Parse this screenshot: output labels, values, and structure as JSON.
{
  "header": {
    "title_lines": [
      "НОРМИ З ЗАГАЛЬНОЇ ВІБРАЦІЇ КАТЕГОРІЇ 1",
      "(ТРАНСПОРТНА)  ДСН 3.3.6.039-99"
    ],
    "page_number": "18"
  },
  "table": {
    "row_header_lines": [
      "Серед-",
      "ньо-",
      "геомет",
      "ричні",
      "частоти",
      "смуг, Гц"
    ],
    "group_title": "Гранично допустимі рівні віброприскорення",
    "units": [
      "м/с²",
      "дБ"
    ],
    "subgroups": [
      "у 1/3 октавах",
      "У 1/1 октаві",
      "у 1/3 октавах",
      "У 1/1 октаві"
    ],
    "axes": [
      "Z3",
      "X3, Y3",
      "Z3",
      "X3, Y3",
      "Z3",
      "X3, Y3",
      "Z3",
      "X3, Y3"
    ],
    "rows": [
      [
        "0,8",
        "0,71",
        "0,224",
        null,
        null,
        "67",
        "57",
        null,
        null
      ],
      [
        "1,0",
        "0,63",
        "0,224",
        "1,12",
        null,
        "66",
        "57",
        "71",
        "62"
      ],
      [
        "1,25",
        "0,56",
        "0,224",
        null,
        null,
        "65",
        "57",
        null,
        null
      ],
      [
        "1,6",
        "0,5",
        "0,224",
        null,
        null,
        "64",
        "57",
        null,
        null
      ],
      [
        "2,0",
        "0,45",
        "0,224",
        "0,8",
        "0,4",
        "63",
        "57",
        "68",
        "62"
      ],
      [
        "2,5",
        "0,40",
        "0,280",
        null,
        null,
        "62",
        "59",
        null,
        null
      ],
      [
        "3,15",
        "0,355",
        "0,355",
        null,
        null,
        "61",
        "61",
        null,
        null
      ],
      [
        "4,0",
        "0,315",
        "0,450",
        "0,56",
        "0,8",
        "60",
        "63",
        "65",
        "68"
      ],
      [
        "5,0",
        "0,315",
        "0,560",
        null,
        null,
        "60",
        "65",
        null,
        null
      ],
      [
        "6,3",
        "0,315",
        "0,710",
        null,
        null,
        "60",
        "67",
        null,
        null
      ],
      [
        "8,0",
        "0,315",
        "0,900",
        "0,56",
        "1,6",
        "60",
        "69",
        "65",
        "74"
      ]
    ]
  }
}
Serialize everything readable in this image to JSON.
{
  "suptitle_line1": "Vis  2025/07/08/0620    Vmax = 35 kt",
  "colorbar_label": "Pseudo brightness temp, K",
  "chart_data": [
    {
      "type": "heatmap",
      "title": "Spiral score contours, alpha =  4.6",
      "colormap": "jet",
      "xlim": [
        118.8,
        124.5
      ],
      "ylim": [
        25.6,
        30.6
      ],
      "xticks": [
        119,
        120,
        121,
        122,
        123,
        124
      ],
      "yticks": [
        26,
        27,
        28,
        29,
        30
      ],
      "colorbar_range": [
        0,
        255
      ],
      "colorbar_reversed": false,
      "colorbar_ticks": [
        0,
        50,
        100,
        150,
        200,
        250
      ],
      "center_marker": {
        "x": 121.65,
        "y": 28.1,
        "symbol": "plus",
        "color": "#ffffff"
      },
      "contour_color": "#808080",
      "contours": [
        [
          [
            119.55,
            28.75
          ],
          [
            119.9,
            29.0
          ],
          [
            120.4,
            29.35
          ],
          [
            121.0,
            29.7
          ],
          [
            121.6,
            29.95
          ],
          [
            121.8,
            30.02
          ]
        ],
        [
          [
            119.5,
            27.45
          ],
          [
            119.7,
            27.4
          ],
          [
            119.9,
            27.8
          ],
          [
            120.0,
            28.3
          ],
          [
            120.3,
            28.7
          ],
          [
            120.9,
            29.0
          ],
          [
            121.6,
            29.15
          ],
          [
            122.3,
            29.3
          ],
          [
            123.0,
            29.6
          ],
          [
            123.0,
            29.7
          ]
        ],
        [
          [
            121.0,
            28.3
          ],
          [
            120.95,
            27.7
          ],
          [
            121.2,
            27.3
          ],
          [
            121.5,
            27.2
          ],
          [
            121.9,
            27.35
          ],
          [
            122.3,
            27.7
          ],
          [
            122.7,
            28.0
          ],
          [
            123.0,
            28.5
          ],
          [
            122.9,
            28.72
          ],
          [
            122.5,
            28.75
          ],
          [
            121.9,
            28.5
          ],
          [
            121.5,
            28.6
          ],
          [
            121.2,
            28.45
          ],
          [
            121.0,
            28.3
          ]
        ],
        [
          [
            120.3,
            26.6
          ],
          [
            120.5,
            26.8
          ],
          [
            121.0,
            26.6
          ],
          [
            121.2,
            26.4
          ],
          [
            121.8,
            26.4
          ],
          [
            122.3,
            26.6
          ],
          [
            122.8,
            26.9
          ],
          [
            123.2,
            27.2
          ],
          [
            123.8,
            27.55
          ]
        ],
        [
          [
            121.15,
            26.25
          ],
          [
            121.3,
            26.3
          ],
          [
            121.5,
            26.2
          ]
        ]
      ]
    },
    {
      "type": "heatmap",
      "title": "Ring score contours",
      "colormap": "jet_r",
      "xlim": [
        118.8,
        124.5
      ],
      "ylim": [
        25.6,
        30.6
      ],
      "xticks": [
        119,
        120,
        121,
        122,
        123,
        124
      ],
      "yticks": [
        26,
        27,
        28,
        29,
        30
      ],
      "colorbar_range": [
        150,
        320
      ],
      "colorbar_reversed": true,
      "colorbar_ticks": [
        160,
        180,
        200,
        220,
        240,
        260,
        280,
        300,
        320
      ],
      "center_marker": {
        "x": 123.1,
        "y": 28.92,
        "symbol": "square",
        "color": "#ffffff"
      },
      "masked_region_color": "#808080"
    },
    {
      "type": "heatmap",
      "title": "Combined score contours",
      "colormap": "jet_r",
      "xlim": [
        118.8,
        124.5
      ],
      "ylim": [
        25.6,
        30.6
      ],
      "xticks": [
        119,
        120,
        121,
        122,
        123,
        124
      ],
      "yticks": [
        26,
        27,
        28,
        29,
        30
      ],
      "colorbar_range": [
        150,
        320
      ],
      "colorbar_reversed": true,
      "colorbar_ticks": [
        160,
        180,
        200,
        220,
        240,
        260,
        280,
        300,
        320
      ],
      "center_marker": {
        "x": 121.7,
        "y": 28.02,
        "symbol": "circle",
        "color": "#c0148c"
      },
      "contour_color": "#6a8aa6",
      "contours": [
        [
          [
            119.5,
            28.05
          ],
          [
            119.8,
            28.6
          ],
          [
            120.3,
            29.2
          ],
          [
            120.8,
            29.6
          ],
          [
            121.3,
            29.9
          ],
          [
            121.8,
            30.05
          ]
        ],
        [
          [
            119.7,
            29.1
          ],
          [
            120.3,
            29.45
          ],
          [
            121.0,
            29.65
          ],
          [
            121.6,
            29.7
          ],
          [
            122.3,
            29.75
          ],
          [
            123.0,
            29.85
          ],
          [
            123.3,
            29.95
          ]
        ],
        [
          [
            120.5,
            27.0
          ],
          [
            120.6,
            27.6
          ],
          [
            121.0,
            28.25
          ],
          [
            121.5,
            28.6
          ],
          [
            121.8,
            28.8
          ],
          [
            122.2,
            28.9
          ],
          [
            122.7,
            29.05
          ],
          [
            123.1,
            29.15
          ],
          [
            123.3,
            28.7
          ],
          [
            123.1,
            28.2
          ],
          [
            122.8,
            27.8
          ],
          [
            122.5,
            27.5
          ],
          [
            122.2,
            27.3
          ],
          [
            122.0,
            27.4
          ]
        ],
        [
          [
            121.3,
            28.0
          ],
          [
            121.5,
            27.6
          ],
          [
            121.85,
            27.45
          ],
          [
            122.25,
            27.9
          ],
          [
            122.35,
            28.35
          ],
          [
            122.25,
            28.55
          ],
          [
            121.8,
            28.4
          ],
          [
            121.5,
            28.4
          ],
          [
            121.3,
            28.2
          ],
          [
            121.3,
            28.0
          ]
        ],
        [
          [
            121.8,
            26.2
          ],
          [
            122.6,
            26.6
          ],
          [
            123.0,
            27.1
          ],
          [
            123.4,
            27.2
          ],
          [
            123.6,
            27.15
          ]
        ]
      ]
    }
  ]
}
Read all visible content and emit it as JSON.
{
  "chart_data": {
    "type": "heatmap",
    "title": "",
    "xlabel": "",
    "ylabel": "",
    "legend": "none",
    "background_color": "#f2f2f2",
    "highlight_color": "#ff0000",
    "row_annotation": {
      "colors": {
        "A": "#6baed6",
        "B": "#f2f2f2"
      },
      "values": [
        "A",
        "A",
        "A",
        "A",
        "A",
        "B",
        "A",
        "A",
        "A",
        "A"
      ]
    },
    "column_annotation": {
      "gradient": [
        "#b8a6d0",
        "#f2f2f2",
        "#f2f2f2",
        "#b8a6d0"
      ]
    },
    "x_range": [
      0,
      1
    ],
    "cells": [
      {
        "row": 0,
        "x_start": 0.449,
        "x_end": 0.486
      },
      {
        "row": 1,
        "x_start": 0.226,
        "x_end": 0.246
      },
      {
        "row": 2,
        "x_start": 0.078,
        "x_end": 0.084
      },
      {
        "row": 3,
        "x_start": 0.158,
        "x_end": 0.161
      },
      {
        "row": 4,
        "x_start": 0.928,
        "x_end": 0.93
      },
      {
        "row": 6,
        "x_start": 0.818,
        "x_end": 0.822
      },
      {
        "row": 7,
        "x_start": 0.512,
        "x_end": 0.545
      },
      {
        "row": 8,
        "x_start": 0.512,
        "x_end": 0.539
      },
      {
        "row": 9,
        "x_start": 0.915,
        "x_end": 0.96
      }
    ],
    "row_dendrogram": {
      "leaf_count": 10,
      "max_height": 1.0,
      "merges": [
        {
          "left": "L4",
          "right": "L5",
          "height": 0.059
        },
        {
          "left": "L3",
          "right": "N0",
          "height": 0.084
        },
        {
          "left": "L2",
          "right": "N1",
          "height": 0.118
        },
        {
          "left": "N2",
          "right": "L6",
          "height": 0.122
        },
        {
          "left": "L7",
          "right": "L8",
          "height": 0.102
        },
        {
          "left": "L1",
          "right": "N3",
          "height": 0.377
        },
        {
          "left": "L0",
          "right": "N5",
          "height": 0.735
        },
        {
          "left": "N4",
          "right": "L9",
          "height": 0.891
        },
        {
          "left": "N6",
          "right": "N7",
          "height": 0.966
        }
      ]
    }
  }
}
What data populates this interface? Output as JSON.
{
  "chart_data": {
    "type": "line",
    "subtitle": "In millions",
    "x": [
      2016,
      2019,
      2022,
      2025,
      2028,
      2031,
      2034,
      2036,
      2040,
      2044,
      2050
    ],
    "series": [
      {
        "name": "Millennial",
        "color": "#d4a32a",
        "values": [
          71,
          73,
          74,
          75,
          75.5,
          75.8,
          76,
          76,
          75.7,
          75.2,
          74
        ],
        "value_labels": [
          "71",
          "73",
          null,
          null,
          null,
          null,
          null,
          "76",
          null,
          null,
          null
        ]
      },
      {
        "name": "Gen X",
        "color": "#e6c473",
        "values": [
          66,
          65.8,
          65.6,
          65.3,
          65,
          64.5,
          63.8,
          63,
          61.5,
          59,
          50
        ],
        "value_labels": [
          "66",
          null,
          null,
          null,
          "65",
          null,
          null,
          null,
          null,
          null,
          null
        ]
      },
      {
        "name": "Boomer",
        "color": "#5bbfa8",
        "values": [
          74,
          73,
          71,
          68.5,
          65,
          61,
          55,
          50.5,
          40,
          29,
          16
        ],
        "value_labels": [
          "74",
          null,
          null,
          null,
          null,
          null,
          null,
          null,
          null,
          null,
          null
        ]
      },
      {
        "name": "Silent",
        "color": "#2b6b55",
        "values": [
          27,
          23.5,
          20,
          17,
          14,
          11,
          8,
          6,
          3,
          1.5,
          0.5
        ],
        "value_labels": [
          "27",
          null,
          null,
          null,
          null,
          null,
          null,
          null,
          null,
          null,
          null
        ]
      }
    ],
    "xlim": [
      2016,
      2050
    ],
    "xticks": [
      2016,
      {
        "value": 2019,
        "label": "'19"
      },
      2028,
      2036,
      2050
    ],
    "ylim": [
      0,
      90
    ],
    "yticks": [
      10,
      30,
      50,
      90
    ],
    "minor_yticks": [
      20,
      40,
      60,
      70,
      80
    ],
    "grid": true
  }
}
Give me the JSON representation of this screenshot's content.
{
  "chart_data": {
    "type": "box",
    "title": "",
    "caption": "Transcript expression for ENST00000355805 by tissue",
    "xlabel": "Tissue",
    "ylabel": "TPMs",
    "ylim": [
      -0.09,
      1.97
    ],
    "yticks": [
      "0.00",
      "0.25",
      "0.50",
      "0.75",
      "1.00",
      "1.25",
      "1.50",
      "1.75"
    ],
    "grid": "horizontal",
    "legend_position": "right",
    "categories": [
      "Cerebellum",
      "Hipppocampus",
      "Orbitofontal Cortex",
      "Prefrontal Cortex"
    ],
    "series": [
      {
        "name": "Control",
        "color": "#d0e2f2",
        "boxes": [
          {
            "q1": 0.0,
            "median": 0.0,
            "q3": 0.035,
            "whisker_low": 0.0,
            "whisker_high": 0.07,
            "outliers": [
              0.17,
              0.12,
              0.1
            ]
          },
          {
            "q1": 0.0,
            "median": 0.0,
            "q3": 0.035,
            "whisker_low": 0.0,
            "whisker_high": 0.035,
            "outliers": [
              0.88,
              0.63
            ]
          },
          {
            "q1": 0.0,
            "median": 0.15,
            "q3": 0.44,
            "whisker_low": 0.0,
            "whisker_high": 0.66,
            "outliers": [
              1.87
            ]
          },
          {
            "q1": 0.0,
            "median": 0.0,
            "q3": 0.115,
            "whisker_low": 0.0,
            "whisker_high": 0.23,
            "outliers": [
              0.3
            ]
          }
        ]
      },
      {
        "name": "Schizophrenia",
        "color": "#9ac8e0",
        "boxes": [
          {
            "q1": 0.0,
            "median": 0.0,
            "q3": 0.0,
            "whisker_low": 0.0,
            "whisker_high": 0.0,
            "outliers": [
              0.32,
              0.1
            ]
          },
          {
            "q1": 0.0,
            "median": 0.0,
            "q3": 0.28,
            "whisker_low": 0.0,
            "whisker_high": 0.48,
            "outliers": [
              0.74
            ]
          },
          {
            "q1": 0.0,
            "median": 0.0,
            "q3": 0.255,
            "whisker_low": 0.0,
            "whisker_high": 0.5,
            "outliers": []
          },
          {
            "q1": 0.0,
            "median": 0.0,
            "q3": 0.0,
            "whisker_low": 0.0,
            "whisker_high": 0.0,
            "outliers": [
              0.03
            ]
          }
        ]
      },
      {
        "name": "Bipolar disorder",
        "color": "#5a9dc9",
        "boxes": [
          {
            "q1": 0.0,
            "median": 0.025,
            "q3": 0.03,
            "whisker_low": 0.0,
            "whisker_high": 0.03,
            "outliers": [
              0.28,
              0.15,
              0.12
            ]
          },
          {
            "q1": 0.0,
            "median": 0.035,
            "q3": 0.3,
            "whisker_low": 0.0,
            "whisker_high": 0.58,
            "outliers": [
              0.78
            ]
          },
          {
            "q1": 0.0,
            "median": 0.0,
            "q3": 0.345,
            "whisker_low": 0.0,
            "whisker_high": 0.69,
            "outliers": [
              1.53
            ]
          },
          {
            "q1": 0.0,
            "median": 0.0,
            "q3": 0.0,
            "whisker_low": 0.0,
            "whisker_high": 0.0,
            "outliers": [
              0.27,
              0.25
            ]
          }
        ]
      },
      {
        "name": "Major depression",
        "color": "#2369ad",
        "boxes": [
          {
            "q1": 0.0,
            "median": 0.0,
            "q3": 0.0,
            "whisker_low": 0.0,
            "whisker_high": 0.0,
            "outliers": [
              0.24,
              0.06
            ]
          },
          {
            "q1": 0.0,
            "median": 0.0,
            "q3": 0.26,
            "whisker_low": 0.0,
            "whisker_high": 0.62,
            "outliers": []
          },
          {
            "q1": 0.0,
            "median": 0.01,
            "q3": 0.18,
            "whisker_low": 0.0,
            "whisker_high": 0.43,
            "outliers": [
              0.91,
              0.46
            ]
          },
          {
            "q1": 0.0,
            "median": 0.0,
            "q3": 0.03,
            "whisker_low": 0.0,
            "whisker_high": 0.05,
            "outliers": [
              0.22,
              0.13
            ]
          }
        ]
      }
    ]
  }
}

**Task**
From the listing above, copy every line that includes the word "score".

**Result**
      "title": "Spiral score contours, alpha =  4.6",
      "title": "Ring score contours",
      "title": "Combined score contours",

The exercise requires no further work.